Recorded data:
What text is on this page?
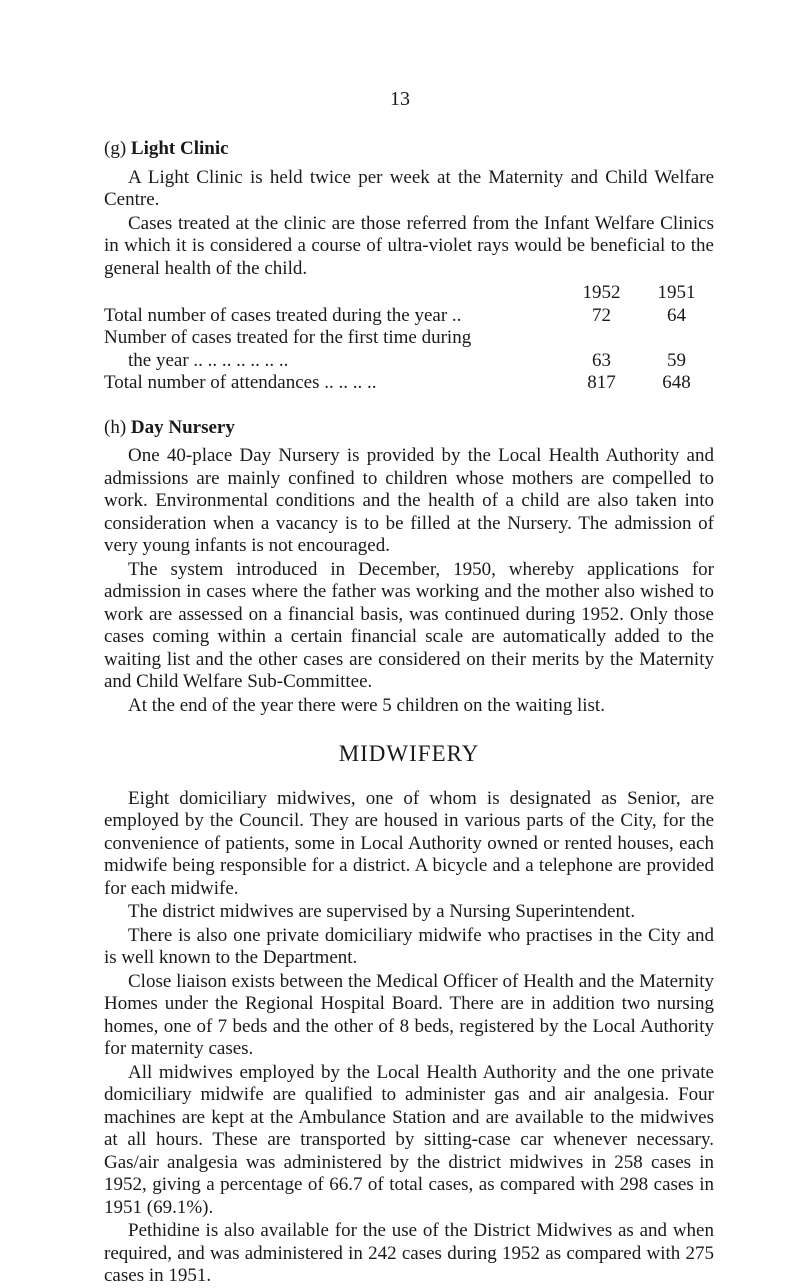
13
(g) Light Clinic

A Light Clinic is held twice per week at the Maternity and Child Welfare Centre.

Cases treated at the clinic are those referred from the Infant Welfare Clinics in which it is considered a course of ultra-violet rays would be beneficial to the general health of the child.

1952	1951
Total number of cases treated during the year ..	72	64
Number of cases treated for the first time during
the year .. .. .. .. .. .. ..	63	59
Total number of attendances .. .. .. ..	817	648
(h) Day Nursery

One 40-place Day Nursery is provided by the Local Health Authority and admissions are mainly confined to children whose mothers are compelled to work. Environmental conditions and the health of a child are also taken into consideration when a vacancy is to be filled at the Nursery. The admission of very young infants is not encouraged.

The system introduced in December, 1950, whereby applications for admission in cases where the father was working and the mother also wished to work are assessed on a financial basis, was continued during 1952. Only those cases coming within a certain financial scale are automatically added to the waiting list and the other cases are considered on their merits by the Maternity and Child Welfare Sub-Committee.

At the end of the year there were 5 children on the waiting list.

MIDWIFERY

Eight domiciliary midwives, one of whom is designated as Senior, are employed by the Council. They are housed in various parts of the City, for the convenience of patients, some in Local Authority owned or rented houses, each midwife being responsible for a district. A bicycle and a telephone are provided for each midwife.

The district midwives are supervised by a Nursing Superintendent.

There is also one private domiciliary midwife who practises in the City and is well known to the Department.

Close liaison exists between the Medical Officer of Health and the Maternity Homes under the Regional Hospital Board. There are in addition two nursing homes, one of 7 beds and the other of 8 beds, registered by the Local Authority for maternity cases.

All midwives employed by the Local Health Authority and the one private domiciliary midwife are qualified to administer gas and air analgesia. Four machines are kept at the Ambulance Station and are available to the midwives at all hours. These are transported by sitting-case car whenever necessary. Gas/air analgesia was administered by the district midwives in 258 cases in 1952, giving a percentage of 66.7 of total cases, as compared with 298 cases in 1951 (69.1%).

Pethidine is also available for the use of the District Midwives as and when required, and was administered in 242 cases during 1952 as compared with 275 cases in 1951.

◆ Brief: Omit the pictures and set down the records exactly.

◆ Exercise result:
What text is on this page?
13
(g) Light Clinic

A Light Clinic is held twice per week at the Maternity and Child Welfare Centre.

Cases treated at the clinic are those referred from the Infant Welfare Clinics in which it is considered a course of ultra-violet rays would be beneficial to the general health of the child.

1952	1951
Total number of cases treated during the year ..	72	64
Number of cases treated for the first time during
the year .. .. .. .. .. .. ..	63	59
Total number of attendances .. .. .. ..	817	648
(h) Day Nursery

One 40-place Day Nursery is provided by the Local Health Authority and admissions are mainly confined to children whose mothers are compelled to work. Environmental conditions and the health of a child are also taken into consideration when a vacancy is to be filled at the Nursery. The admission of very young infants is not encouraged.

The system introduced in December, 1950, whereby applications for admission in cases where the father was working and the mother also wished to work are assessed on a financial basis, was continued during 1952. Only those cases coming within a certain financial scale are automatically added to the waiting list and the other cases are considered on their merits by the Maternity and Child Welfare Sub-Committee.

At the end of the year there were 5 children on the waiting list.

MIDWIFERY

Eight domiciliary midwives, one of whom is designated as Senior, are employed by the Council. They are housed in various parts of the City, for the convenience of patients, some in Local Authority owned or rented houses, each midwife being responsible for a district. A bicycle and a telephone are provided for each midwife.

The district midwives are supervised by a Nursing Superintendent.

There is also one private domiciliary midwife who practises in the City and is well known to the Department.

Close liaison exists between the Medical Officer of Health and the Maternity Homes under the Regional Hospital Board. There are in addition two nursing homes, one of 7 beds and the other of 8 beds, registered by the Local Authority for maternity cases.

All midwives employed by the Local Health Authority and the one private domiciliary midwife are qualified to administer gas and air analgesia. Four machines are kept at the Ambulance Station and are available to the midwives at all hours. These are transported by sitting-case car whenever necessary. Gas/air analgesia was administered by the district midwives in 258 cases in 1952, giving a percentage of 66.7 of total cases, as compared with 298 cases in 1951 (69.1%).

Pethidine is also available for the use of the District Midwives as and when required, and was administered in 242 cases during 1952 as compared with 275 cases in 1951.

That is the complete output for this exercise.